--- EXERCISE REQUIREMENTS ---
Quote only the lines from the one containing "Decode this image" through the final line, both included, and omit the pictures.

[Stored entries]
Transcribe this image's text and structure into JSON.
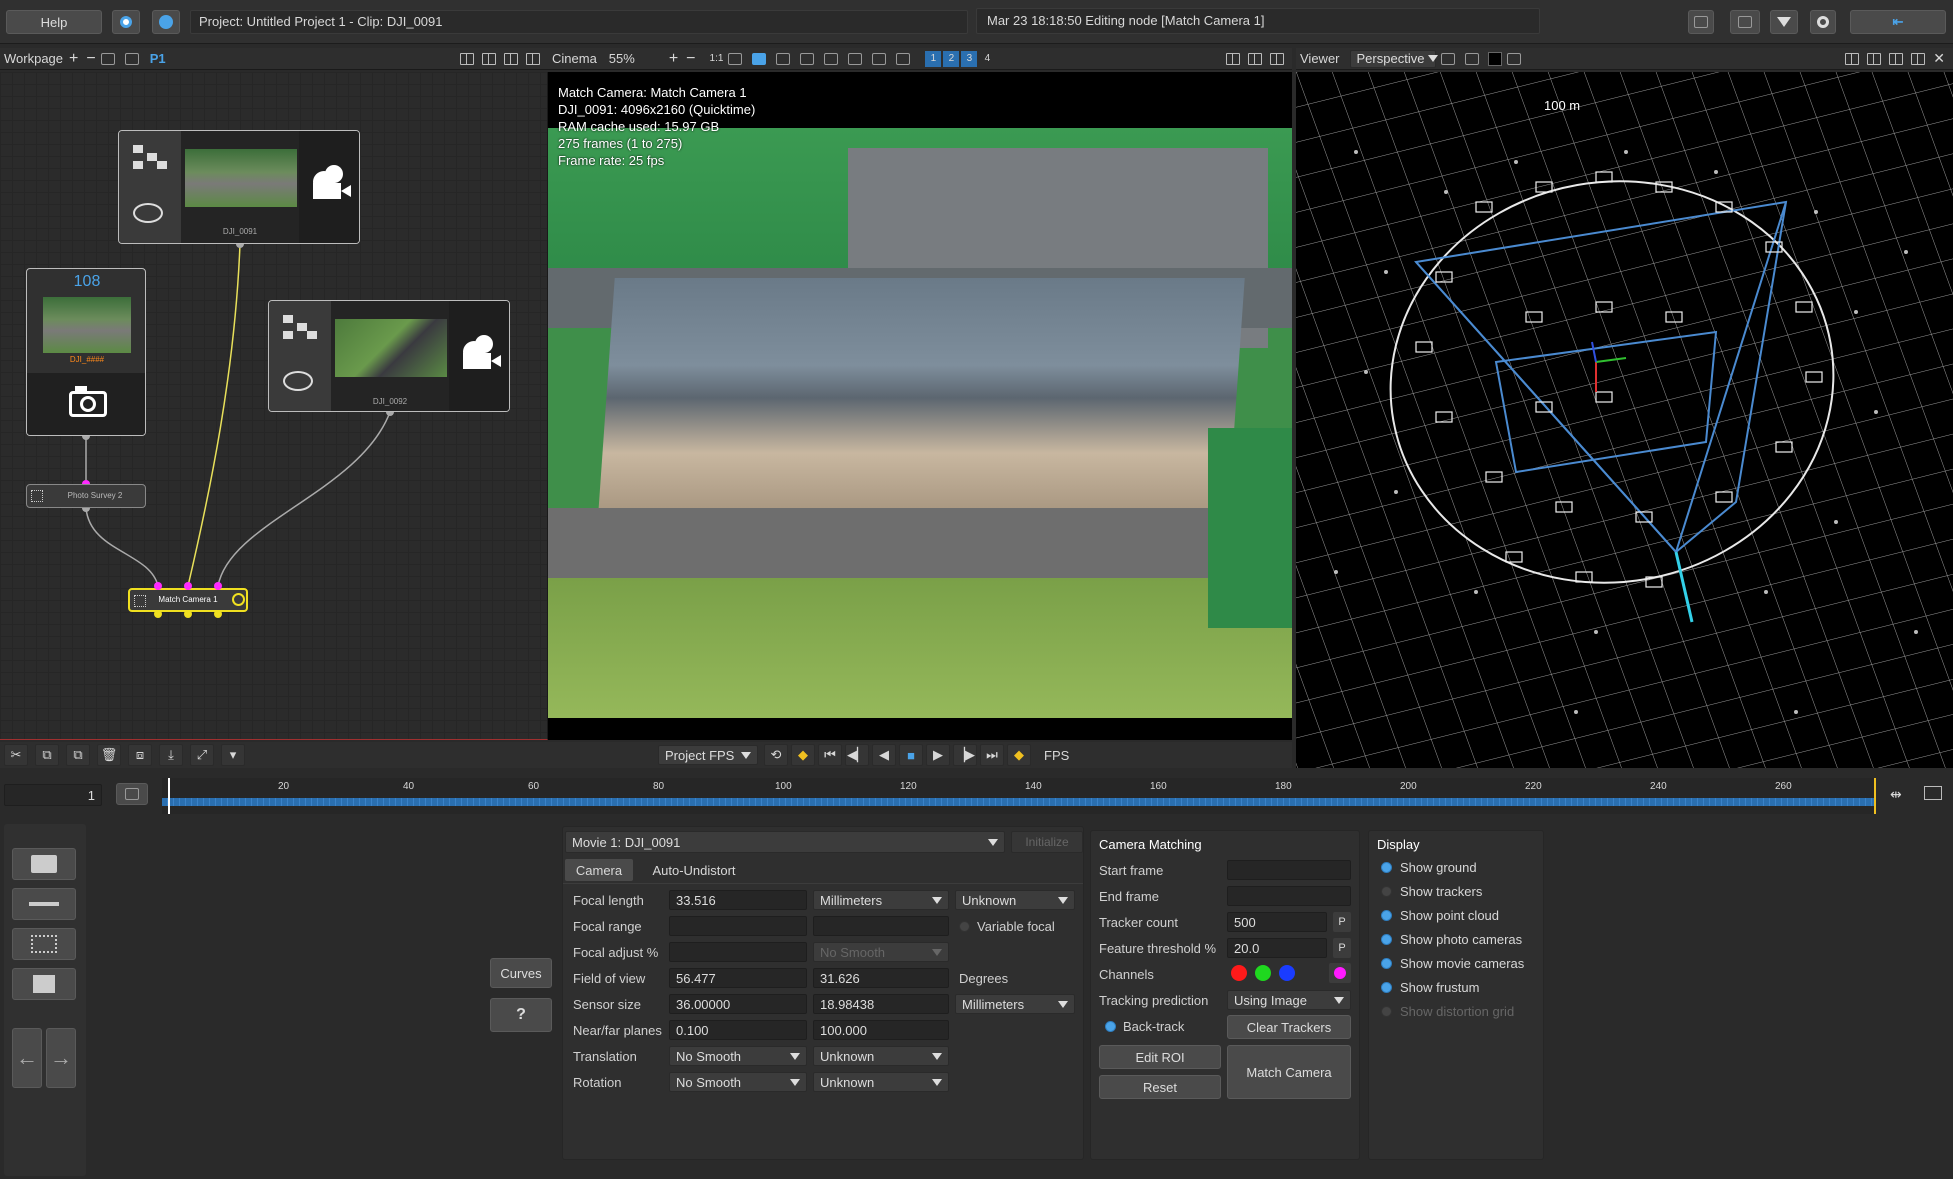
{
  "topbar": {
    "help_label": "Help",
    "project_title": "Project: Untitled Project 1 - Clip: DJI_0091",
    "status_message": "Mar 23 18:18:50 Editing node [Match Camera 1]"
  },
  "workpage": {
    "label": "Workpage",
    "page_tab": "P1",
    "nodes": {
      "movie1_label": "DJI_0091",
      "movie2_label": "DJI_0092",
      "photo_count": "108",
      "photo_label": "DJI_####",
      "photo_survey_label": "Photo Survey 2",
      "match_camera_label": "Match Camera 1"
    }
  },
  "cinema": {
    "label": "Cinema",
    "zoom": "55%",
    "ratio_label": "1:1",
    "views": [
      "1",
      "2",
      "3",
      "4"
    ],
    "overlay": {
      "line1": "Match Camera: Match Camera 1",
      "line2": "DJI_0091: 4096x2160 (Quicktime)",
      "line3": "RAM cache used: 15.97 GB",
      "line4": "275 frames (1 to 275)",
      "line5": "Frame rate: 25 fps"
    },
    "fps_select": "Project FPS",
    "fps_label": "FPS"
  },
  "viewer": {
    "label": "Viewer",
    "mode": "Perspective",
    "scale_label": "100 m"
  },
  "timeline": {
    "current_frame": "1",
    "ticks": [
      "20",
      "40",
      "60",
      "80",
      "100",
      "120",
      "140",
      "160",
      "180",
      "200",
      "220",
      "240",
      "260"
    ]
  },
  "sidepanel": {
    "curves_label": "Curves",
    "help_icon": "?"
  },
  "camera_panel": {
    "movie_select": "Movie 1: DJI_0091",
    "initialize_label": "Initialize",
    "tabs": [
      "Camera",
      "Auto-Undistort"
    ],
    "rows": {
      "focal_length": {
        "label": "Focal length",
        "value": "33.516",
        "unit": "Millimeters",
        "status": "Unknown"
      },
      "focal_range": {
        "label": "Focal range",
        "variable_focal": "Variable focal"
      },
      "focal_adjust": {
        "label": "Focal adjust %",
        "smooth": "No Smooth"
      },
      "field_of_view": {
        "label": "Field of view",
        "h": "56.477",
        "v": "31.626",
        "unit": "Degrees"
      },
      "sensor_size": {
        "label": "Sensor size",
        "w": "36.00000",
        "h": "18.98438",
        "unit": "Millimeters"
      },
      "near_far": {
        "label": "Near/far planes",
        "near": "0.100",
        "far": "100.000"
      },
      "translation": {
        "label": "Translation",
        "smooth": "No Smooth",
        "status": "Unknown"
      },
      "rotation": {
        "label": "Rotation",
        "smooth": "No Smooth",
        "status": "Unknown"
      }
    }
  },
  "matching_panel": {
    "title": "Camera Matching",
    "start_frame": "Start frame",
    "end_frame": "End frame",
    "tracker_count_label": "Tracker count",
    "tracker_count": "500",
    "feature_threshold_label": "Feature threshold %",
    "feature_threshold": "20.0",
    "p_label": "P",
    "channels_label": "Channels",
    "channel_colors": [
      "#ff1a1a",
      "#1fd81f",
      "#1a3cff",
      "#ff1aff"
    ],
    "tracking_prediction_label": "Tracking prediction",
    "tracking_prediction": "Using Image",
    "back_track": "Back-track",
    "clear_trackers": "Clear Trackers",
    "edit_roi": "Edit ROI",
    "reset": "Reset",
    "match_camera": "Match Camera"
  },
  "display_panel": {
    "title": "Display",
    "items": [
      {
        "label": "Show ground",
        "on": true
      },
      {
        "label": "Show trackers",
        "on": false
      },
      {
        "label": "Show point cloud",
        "on": true
      },
      {
        "label": "Show photo cameras",
        "on": true
      },
      {
        "label": "Show movie cameras",
        "on": true
      },
      {
        "label": "Show frustum",
        "on": true
      },
      {
        "label": "Show distortion grid",
        "on": false
      }
    ]
  },
  "colors": {
    "accent": "#4aa3e8",
    "selection": "#f0e020",
    "magenta": "#ff2aff"
  }
}
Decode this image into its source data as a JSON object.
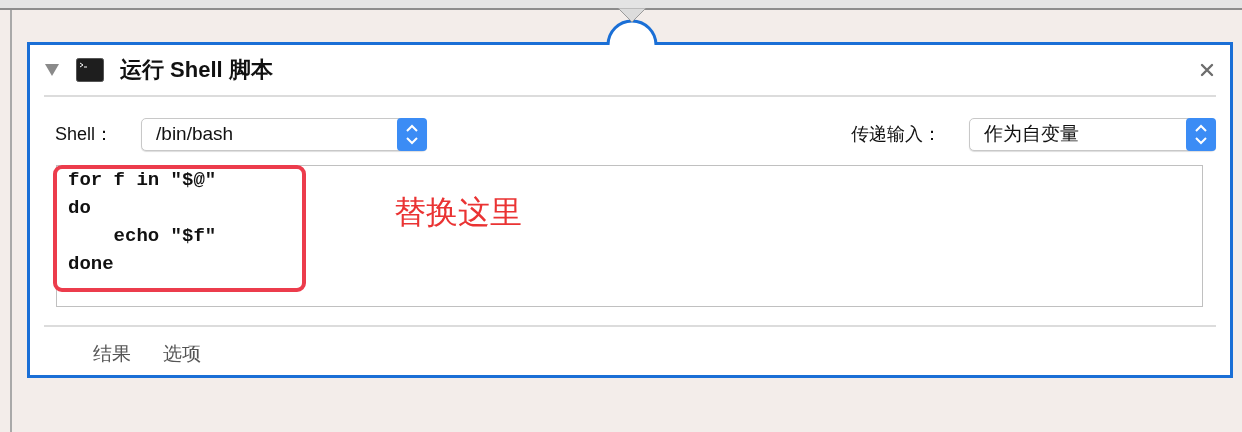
{
  "action": {
    "title": "运行 Shell 脚本",
    "expanded": true
  },
  "shell": {
    "label": "Shell：",
    "value": "/bin/bash"
  },
  "input": {
    "label": "传递输入：",
    "value": "作为自变量"
  },
  "script": {
    "code": "for f in \"$@\"\ndo\n    echo \"$f\"\ndone"
  },
  "annotation": {
    "text": "替换这里"
  },
  "tabs": [
    {
      "label": "结果",
      "selected": false
    },
    {
      "label": "选项",
      "selected": false
    }
  ]
}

--- RESULT OF THE EXERCISE ---
Decode this image into its source data as a JSON object.
{
  "action": {
    "title": "运行 Shell 脚本",
    "expanded": true
  },
  "shell": {
    "label": "Shell：",
    "value": "/bin/bash"
  },
  "input": {
    "label": "传递输入：",
    "value": "作为自变量"
  },
  "script": {
    "code": "for f in \"$@\"\ndo\n    echo \"$f\"\ndone"
  },
  "annotation": {
    "text": "替换这里"
  },
  "tabs": [
    {
      "label": "结果",
      "selected": false
    },
    {
      "label": "选项",
      "selected": false
    }
  ]
}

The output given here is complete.